-- begin Material to process --

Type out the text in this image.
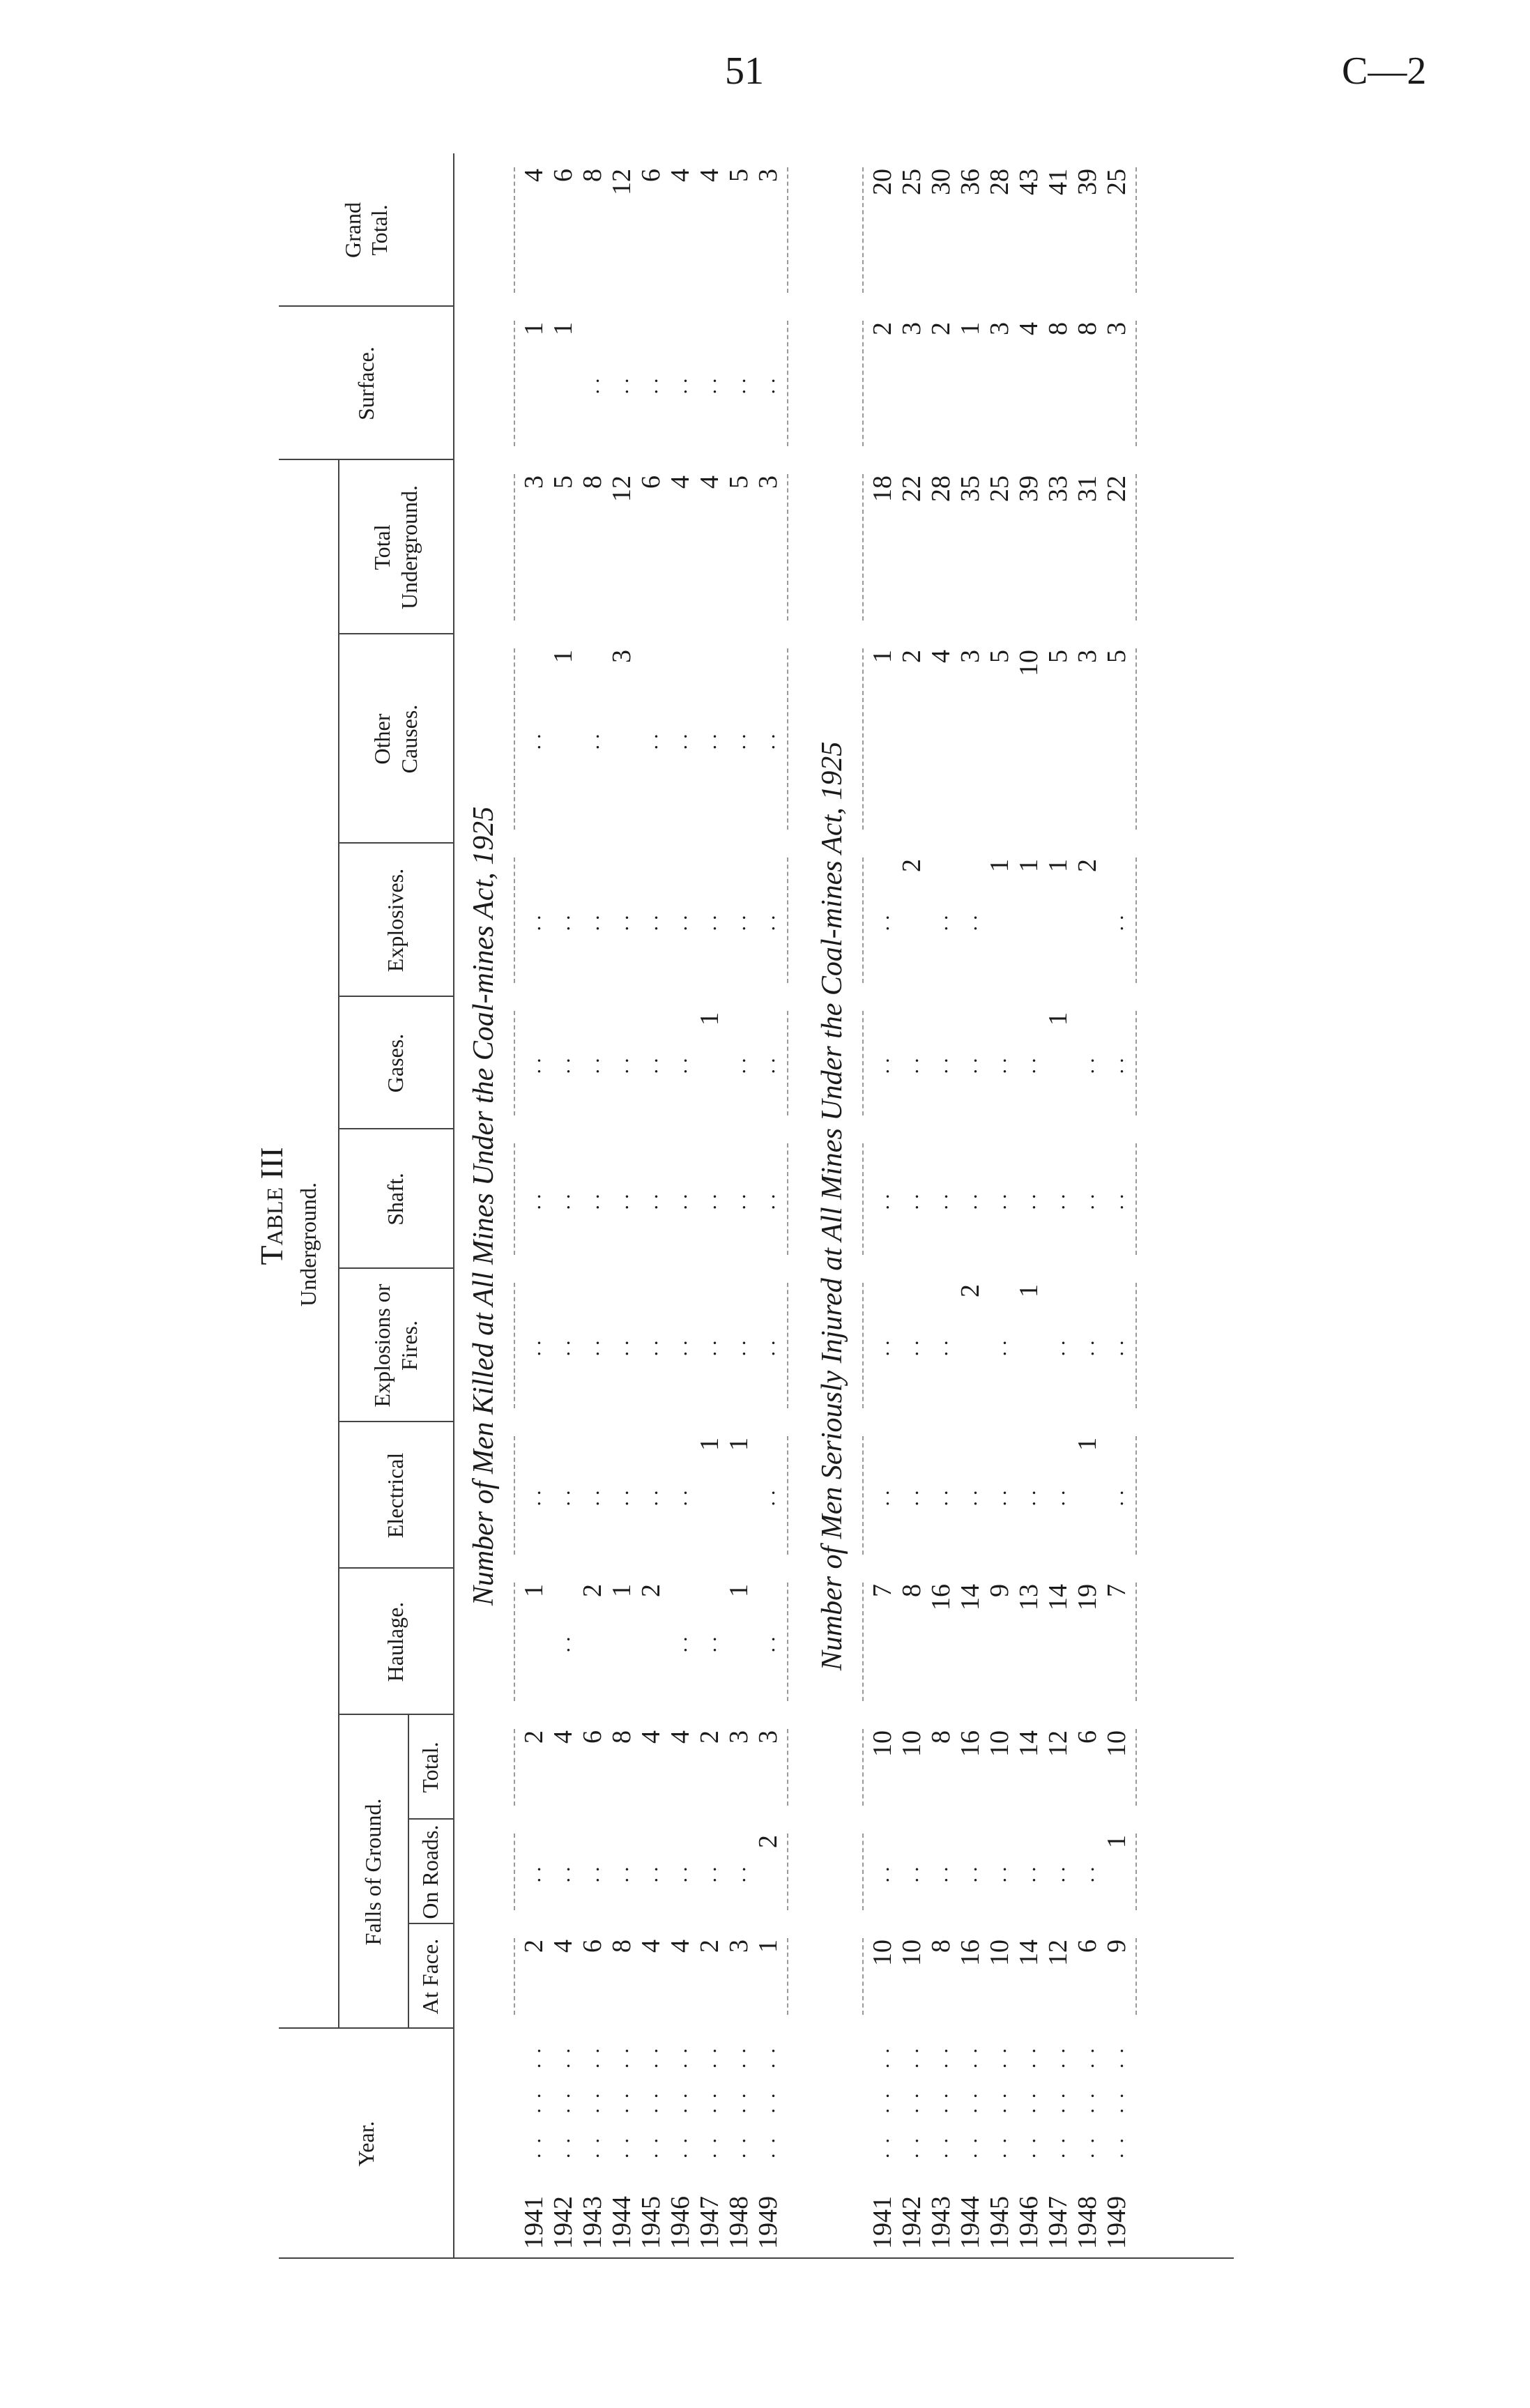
51	C—2
Table III
Year.
Underground.
Falls of Ground.
At Face.
On Roads.
Total.
Haulage.
Electrical
Explosions or Fires.
Shaft.
Gases.
Explosives.
Other Causes.
Total Underground.
Surface.
Grand Total.
Number of Men Killed at All Mines Under the Coal-mines Act, 1925
1941
.. .. ..
2
..
2
1
..
..
..
..
..
..
3
1
4
1942
.. .. ..
4
..
4
..
..
..
..
..
..
1
5
1
6
1943
.. .. ..
6
..
6
2
..
..
..
..
..
..
8
..
8
1944
.. .. ..
8
..
8
1
..
..
..
..
..
3
12
..
12
1945
.. .. ..
4
..
4
2
..
..
..
..
..
..
6
..
6
1946
.. .. ..
4
..
4
..
..
..
..
..
..
..
4
..
4
1947
.. .. ..
2
..
2
..
1
..
..
1
..
..
4
..
4
1948
.. .. ..
3
..
3
1
1
..
..
..
..
..
5
..
5
1949
.. .. ..
1
2
3
..
..
..
..
..
..
..
3
..
3
Number of Men Seriously Injured at All Mines Under the Coal-mines Act, 1925
1941
.. .. ..
10
..
10
7
..
..
..
..
..
1
18
2
20
1942
.. .. ..
10
..
10
8
..
..
..
..
2
2
22
3
25
1943
.. .. ..
8
..
8
16
..
..
..
..
..
4
28
2
30
1944
.. .. ..
16
..
16
14
..
2
..
..
..
3
35
1
36
1945
.. .. ..
10
..
10
9
..
..
..
..
1
5
25
3
28
1946
.. .. ..
14
..
14
13
..
1
..
..
1
10
39
4
43
1947
.. .. ..
12
..
12
14
..
..
..
1
1
5
33
8
41
1948
.. .. ..
6
..
6
19
1
..
..
..
2
3
31
8
39
1949
.. .. ..
9
1
10
7
..
..
..
..
..
5
22
3
25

-- end Material to process --

* Exercise
Copy every line above word for word and exclude the pictures.

* Task result
Type out the text in this image.
51	C—2
Table III
Year.
Underground.
Falls of Ground.
At Face.
On Roads.
Total.
Haulage.
Electrical
Explosions or Fires.
Shaft.
Gases.
Explosives.
Other Causes.
Total Underground.
Surface.
Grand Total.
Number of Men Killed at All Mines Under the Coal-mines Act, 1925
1941
.. .. ..
2
..
2
1
..
..
..
..
..
..
3
1
4
1942
.. .. ..
4
..
4
..
..
..
..
..
..
1
5
1
6
1943
.. .. ..
6
..
6
2
..
..
..
..
..
..
8
..
8
1944
.. .. ..
8
..
8
1
..
..
..
..
..
3
12
..
12
1945
.. .. ..
4
..
4
2
..
..
..
..
..
..
6
..
6
1946
.. .. ..
4
..
4
..
..
..
..
..
..
..
4
..
4
1947
.. .. ..
2
..
2
..
1
..
..
1
..
..
4
..
4
1948
.. .. ..
3
..
3
1
1
..
..
..
..
..
5
..
5
1949
.. .. ..
1
2
3
..
..
..
..
..
..
..
3
..
3
Number of Men Seriously Injured at All Mines Under the Coal-mines Act, 1925
1941
.. .. ..
10
..
10
7
..
..
..
..
..
1
18
2
20
1942
.. .. ..
10
..
10
8
..
..
..
..
2
2
22
3
25
1943
.. .. ..
8
..
8
16
..
..
..
..
..
4
28
2
30
1944
.. .. ..
16
..
16
14
..
2
..
..
..
3
35
1
36
1945
.. .. ..
10
..
10
9
..
..
..
..
1
5
25
3
28
1946
.. .. ..
14
..
14
13
..
1
..
..
1
10
39
4
43
1947
.. .. ..
12
..
12
14
..
..
..
1
1
5
33
8
41
1948
.. .. ..
6
..
6
19
1
..
..
..
2
3
31
8
39
1949
.. .. ..
9
1
10
7
..
..
..
..
..
5
22
3
25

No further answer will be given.